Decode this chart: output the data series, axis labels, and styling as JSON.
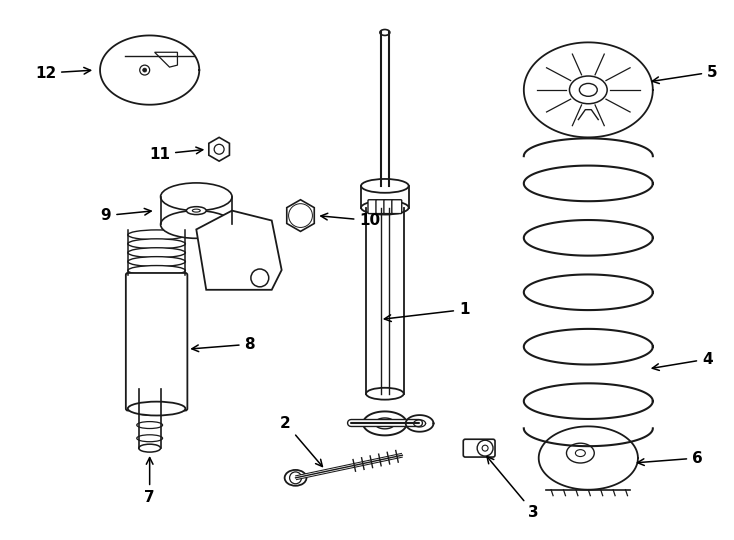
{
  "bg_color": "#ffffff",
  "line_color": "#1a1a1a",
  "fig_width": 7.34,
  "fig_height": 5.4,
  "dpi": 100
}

++++++++

Repeat the preceding records precisely, and leave every picture out of the copy.

Decode this chart: output the data series, axis labels, and styling as JSON.
{
  "bg_color": "#ffffff",
  "line_color": "#1a1a1a",
  "fig_width": 7.34,
  "fig_height": 5.4,
  "dpi": 100
}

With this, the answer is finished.